Give the number of lines that contain the string "Zaloguj", and nothing else.

++++ Provided information ++++

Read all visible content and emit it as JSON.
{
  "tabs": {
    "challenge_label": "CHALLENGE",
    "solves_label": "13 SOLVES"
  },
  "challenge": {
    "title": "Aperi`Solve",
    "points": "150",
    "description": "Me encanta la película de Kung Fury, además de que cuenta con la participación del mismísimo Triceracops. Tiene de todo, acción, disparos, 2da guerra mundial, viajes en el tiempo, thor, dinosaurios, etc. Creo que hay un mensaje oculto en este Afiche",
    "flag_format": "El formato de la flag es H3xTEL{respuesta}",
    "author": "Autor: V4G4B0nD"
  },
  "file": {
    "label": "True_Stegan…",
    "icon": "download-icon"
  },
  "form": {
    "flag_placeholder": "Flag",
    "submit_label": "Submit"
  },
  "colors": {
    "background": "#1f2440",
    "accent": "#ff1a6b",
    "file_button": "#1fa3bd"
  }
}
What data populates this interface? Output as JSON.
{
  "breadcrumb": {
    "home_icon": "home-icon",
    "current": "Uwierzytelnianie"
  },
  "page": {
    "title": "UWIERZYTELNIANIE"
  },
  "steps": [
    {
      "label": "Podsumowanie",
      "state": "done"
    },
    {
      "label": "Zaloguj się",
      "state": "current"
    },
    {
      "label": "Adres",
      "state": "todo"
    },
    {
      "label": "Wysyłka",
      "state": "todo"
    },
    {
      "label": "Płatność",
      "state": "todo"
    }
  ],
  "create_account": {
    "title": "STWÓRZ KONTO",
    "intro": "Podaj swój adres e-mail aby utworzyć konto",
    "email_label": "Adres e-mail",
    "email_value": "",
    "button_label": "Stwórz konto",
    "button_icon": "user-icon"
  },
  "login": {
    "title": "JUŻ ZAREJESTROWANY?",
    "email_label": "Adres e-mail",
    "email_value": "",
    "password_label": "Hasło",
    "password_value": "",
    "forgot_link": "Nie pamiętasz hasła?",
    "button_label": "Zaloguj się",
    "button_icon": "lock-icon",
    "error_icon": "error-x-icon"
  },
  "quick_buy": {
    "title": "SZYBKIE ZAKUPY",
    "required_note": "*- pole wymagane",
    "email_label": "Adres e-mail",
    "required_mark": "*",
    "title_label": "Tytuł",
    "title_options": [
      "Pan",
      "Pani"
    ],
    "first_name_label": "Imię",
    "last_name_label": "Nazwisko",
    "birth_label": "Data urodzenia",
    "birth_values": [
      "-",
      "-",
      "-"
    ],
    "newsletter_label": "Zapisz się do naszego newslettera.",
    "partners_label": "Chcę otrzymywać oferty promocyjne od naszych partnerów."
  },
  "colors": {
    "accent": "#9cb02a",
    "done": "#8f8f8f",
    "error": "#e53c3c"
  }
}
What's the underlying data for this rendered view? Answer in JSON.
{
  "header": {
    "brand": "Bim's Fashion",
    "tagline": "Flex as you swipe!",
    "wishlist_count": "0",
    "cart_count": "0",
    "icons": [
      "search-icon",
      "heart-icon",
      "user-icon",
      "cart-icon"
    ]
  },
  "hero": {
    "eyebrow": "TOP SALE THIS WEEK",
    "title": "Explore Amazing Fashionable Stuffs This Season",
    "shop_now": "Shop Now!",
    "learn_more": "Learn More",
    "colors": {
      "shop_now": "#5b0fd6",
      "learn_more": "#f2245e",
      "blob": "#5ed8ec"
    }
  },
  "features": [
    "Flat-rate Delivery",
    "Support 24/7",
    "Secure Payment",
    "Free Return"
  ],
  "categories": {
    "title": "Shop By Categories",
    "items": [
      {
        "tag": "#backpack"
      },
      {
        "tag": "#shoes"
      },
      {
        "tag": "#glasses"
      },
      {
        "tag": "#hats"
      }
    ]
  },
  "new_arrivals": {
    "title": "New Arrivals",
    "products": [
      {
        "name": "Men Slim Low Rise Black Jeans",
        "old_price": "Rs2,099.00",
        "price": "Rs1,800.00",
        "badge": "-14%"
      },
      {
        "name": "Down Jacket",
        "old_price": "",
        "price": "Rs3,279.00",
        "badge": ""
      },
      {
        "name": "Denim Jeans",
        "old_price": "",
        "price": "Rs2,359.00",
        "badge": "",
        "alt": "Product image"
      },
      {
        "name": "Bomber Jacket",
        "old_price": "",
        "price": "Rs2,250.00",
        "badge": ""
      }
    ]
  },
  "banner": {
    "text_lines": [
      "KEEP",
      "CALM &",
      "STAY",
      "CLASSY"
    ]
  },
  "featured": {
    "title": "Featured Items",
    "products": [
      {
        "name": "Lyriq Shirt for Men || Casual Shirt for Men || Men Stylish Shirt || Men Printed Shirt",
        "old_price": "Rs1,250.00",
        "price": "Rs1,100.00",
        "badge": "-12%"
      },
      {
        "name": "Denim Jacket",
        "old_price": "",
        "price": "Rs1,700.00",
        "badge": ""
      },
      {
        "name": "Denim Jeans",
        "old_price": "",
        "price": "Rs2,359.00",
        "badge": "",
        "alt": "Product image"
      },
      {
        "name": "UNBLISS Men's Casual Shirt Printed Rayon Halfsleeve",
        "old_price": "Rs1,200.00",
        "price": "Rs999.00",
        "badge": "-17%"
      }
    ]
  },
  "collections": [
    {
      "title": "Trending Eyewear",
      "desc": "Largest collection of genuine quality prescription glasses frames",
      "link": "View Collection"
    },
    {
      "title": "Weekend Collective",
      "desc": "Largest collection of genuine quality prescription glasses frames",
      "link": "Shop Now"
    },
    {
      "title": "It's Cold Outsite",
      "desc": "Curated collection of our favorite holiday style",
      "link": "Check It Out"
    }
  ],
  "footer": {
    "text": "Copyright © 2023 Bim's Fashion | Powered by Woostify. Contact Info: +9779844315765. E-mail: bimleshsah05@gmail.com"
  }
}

++++

• The output: 2